**Text segment**
Opinion
A159693
09-17-2021
NOT TO BE PUBLISHED
City & County of San Francisco Super. Ct. No. CPF-12-512620
POLLAK, P. J.
San Francisco Baykeeper, Inc. (Baykeeper) and the California State Lands Commission (the commission) appear before this court for the third time in this action, which has disputed the commission's issuance of mineral extraction leases to real party in interest Hanson Marine Operations, Inc. (Hanson). In the present appeal, Baykeeper challenges the order denying its motion for attorney fees under Code of Civil Procedure section 1021.5. We find no error and shall affirm the order.
Background
The relevant facts are largely undisputed. In 2012, Baykeeper filed a petition for writ of mandate challenging the commission's approval of several 10-year mineral extraction leases that authorized Hanson to dredge mine sand from under the San Francisco Bay. Baykeeper's petition argued, among other things, that the commission violated the common law public trust doctrine by authorizing this extraction by private companies. The trial court found in favor of the commission and rejected Baykeeper's argument that the commission was required to conduct a public trust analysis before approving the sand mining leases. Baykeeper appealed.

**Challenge**
Continue the court opinion on the Baykeeper attorney fees appeal, picking up after its last sentence. The data that comes next was drawn from a different source than the opinion.

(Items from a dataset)

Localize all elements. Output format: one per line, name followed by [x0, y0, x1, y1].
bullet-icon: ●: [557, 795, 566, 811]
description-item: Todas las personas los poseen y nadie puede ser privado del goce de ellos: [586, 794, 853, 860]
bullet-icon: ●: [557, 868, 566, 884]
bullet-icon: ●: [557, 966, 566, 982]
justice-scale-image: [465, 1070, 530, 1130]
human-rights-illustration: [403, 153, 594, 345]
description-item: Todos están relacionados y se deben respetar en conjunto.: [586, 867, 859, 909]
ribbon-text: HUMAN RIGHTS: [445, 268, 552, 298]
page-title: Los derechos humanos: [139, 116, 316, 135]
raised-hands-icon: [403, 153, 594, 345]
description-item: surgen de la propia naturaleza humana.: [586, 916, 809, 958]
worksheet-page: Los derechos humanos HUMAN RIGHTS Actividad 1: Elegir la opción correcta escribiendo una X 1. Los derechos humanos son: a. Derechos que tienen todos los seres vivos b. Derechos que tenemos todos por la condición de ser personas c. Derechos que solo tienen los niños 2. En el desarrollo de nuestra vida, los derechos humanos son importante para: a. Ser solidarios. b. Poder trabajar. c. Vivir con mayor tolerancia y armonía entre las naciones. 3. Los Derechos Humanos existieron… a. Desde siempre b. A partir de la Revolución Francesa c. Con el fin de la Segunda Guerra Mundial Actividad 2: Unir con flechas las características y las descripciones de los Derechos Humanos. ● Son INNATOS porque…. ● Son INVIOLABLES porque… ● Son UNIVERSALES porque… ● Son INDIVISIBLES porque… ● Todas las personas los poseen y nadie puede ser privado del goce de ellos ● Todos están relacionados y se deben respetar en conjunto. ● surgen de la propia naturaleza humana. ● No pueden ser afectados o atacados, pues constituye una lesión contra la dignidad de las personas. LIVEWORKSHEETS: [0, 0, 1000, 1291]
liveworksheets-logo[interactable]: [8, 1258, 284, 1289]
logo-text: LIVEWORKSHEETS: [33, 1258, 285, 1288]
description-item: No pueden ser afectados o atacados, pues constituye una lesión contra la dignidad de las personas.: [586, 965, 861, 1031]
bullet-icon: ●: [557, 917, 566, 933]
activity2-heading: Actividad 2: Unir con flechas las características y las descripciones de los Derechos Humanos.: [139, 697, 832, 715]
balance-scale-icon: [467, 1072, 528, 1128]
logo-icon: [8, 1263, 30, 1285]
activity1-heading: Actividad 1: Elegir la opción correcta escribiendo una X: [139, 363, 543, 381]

**Response for this exercise**
The common law public trust doctrine is comprised of several principles that protect the public's right to use and enjoy property held within the public trust. (San Francisco Baykeeper, Inc. v. State Lands Com. (2015) 242 Cal.App.4th 202, 232 (Baykeeper I).) While “[t]here is no set ‘procedural matrix' for determining state compliance with the public trust doctrine, ... ‘ “ ‘[a]ny action which will adversely affect traditional public rights in trust lands is a matter of general public interest and should therefore be made only if there has been full consideration of the state's public interest in the matter; such actions should not be taken in some fragmentary and publicly invisible way. Only with such a safeguard can there b[e] any assurance that the public interest will get adequate public attention.”' ” (Id. at p. 234.)
In Baykeeper I, a different panel of this court held that the commission's “authority to approve private sand mining leases of public trust property carries with it an ‘affirmative duty to take the public trust into account... and to protect public trust uses whenever feasible' ” and that the commission had not “fulfilled that duty in this case.” (Baykeeper I, supra, 242 Cal.App.4th at p. 234.) This court rejected the commission's arguments that private sand mining is per se a public trust use of the bay and that the commission had unfettered discretion to approve the leases as a public trust use of the bay because the Hanson leases would satisfy a public need for construction grade sand. (Id. at pp. 235-238.) The court remanded with directions to the trial court to grant the writ of mandate. (Id. at p. 243.) Baykeeper then recovered by way of settlement attorney fees for work performed through the issuance of the Baykeeper I opinion.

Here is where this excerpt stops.